In the listing below, identify each line with the word "AGENT" and return those lines.

* Begin Dataset excerpts *

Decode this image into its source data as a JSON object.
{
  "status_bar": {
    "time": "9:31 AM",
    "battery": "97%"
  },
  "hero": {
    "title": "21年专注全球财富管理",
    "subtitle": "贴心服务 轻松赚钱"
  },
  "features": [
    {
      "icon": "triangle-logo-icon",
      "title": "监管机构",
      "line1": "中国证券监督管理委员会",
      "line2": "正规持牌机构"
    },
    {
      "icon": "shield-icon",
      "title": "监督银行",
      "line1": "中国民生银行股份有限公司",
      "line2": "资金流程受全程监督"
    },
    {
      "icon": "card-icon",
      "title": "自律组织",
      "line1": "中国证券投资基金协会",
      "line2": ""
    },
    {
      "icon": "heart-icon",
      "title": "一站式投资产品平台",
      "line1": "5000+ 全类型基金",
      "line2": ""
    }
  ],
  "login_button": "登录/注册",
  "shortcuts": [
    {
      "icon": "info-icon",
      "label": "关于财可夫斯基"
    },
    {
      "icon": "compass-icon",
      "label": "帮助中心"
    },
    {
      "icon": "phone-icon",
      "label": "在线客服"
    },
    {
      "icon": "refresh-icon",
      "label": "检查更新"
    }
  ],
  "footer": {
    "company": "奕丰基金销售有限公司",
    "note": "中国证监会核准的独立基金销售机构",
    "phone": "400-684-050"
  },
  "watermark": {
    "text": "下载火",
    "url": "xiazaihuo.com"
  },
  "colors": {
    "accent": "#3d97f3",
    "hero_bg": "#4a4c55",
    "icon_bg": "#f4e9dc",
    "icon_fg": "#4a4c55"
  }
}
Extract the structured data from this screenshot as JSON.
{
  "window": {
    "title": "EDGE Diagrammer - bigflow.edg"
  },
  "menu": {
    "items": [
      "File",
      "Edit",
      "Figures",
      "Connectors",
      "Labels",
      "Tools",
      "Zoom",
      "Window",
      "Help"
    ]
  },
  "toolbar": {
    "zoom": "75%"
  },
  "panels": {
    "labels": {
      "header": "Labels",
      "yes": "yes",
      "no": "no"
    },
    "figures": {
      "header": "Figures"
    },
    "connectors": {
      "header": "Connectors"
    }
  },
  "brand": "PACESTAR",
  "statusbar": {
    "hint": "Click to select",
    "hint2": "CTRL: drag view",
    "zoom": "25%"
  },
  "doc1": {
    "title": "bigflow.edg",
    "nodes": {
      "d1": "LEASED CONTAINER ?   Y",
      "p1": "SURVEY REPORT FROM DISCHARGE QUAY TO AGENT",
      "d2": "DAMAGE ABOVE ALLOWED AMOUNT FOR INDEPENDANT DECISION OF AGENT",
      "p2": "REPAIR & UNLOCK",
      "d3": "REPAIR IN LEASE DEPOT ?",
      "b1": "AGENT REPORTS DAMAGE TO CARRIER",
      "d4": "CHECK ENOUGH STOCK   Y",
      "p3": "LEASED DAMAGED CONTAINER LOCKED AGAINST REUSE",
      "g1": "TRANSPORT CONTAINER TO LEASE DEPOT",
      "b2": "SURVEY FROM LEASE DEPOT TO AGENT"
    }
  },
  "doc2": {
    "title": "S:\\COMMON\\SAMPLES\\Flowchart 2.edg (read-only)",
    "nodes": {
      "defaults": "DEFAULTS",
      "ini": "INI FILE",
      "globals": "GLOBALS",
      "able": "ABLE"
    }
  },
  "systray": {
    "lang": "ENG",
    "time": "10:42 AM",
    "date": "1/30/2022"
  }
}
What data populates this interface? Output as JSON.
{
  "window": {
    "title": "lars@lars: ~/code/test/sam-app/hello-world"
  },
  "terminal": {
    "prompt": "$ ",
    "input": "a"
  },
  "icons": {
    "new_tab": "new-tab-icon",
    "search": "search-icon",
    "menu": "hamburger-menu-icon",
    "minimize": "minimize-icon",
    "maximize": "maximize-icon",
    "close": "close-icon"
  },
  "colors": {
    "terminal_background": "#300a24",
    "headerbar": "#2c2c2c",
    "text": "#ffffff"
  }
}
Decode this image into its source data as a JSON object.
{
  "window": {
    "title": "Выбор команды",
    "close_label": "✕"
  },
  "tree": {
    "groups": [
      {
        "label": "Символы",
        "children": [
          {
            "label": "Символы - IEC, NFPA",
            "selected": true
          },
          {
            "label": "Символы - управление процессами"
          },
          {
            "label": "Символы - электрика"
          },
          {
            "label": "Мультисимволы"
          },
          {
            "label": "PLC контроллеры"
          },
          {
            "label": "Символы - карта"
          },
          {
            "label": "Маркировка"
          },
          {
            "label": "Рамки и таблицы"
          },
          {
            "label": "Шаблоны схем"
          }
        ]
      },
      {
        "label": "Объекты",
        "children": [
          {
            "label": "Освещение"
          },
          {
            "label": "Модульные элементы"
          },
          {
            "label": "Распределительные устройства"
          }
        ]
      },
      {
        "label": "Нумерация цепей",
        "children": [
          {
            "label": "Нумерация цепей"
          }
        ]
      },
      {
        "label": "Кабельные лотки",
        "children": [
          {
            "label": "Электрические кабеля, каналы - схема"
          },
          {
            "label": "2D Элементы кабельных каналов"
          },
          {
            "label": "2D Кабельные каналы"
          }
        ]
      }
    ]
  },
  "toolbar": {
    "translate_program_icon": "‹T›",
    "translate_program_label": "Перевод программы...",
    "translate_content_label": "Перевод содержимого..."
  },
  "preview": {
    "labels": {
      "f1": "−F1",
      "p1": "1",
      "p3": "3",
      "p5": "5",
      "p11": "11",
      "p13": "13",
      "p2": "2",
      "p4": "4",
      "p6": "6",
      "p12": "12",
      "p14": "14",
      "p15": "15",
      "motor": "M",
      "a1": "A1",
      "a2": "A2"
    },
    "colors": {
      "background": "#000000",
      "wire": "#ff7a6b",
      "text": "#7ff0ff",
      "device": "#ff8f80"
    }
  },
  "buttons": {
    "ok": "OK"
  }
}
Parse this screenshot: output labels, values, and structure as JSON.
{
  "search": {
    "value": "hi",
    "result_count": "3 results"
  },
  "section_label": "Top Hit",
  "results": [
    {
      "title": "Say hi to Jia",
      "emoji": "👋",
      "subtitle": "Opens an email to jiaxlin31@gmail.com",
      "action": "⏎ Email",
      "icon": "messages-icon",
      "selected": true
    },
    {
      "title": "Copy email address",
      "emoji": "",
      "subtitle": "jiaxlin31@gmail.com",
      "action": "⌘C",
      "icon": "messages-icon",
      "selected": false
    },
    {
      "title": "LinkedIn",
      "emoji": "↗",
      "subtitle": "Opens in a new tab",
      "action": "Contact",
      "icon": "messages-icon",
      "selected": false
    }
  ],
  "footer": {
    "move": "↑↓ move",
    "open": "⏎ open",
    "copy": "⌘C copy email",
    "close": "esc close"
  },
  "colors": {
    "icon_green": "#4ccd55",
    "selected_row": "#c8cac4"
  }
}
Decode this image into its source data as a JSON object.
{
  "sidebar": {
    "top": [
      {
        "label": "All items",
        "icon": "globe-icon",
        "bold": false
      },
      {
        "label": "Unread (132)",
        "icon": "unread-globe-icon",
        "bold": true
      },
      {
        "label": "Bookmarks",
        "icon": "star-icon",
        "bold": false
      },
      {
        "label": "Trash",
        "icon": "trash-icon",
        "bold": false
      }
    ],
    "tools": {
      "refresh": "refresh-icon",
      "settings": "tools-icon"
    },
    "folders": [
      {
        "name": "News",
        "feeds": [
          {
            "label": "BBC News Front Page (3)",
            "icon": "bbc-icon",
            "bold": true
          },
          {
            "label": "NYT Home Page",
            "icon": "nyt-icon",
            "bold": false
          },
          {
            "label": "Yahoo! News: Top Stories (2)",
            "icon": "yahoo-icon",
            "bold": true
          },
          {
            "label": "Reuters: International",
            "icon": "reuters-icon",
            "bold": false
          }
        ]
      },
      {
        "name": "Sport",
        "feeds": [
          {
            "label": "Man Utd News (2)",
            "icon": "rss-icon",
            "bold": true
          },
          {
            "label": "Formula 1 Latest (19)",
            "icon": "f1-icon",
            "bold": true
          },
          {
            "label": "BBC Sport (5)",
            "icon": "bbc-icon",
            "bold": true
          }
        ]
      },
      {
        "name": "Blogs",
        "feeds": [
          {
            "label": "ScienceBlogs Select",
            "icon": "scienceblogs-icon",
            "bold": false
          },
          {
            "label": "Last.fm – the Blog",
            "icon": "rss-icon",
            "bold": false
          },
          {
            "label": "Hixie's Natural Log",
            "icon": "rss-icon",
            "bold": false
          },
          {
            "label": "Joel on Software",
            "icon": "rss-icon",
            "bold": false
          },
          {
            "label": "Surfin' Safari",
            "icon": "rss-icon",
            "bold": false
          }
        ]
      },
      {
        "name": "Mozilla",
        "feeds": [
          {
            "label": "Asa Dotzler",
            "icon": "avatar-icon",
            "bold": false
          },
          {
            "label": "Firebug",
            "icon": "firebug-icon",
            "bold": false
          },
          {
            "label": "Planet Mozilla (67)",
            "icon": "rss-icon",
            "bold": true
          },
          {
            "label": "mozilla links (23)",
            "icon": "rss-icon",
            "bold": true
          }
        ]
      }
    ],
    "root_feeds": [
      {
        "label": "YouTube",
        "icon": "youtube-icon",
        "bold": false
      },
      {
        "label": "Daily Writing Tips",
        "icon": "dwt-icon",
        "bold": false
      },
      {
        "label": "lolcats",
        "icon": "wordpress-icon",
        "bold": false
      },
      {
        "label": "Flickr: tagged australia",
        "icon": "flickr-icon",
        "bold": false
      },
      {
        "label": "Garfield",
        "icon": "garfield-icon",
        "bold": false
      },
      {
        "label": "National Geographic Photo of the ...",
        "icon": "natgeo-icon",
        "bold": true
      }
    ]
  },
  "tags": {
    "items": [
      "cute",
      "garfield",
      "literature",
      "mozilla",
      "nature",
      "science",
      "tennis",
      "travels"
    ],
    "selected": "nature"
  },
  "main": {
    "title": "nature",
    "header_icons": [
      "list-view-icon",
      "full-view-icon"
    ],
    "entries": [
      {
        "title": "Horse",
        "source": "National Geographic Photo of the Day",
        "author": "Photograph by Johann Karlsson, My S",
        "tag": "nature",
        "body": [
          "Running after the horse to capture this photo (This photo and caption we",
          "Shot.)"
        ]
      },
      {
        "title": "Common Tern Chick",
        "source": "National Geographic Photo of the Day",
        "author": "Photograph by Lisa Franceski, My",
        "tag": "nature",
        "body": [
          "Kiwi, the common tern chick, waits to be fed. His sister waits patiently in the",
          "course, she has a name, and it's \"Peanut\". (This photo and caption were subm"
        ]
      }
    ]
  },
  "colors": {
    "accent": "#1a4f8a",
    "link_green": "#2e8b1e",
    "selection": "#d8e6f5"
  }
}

* End Dataset excerpts *

### Final answer
      "p1": "SURVEY REPORT FROM DISCHARGE QUAY TO AGENT",
      "d2": "DAMAGE ABOVE ALLOWED AMOUNT FOR INDEPENDANT DECISION OF AGENT",
      "b1": "AGENT REPORTS DAMAGE TO CARRIER",
      "b2": "SURVEY FROM LEASE DEPOT TO AGENT"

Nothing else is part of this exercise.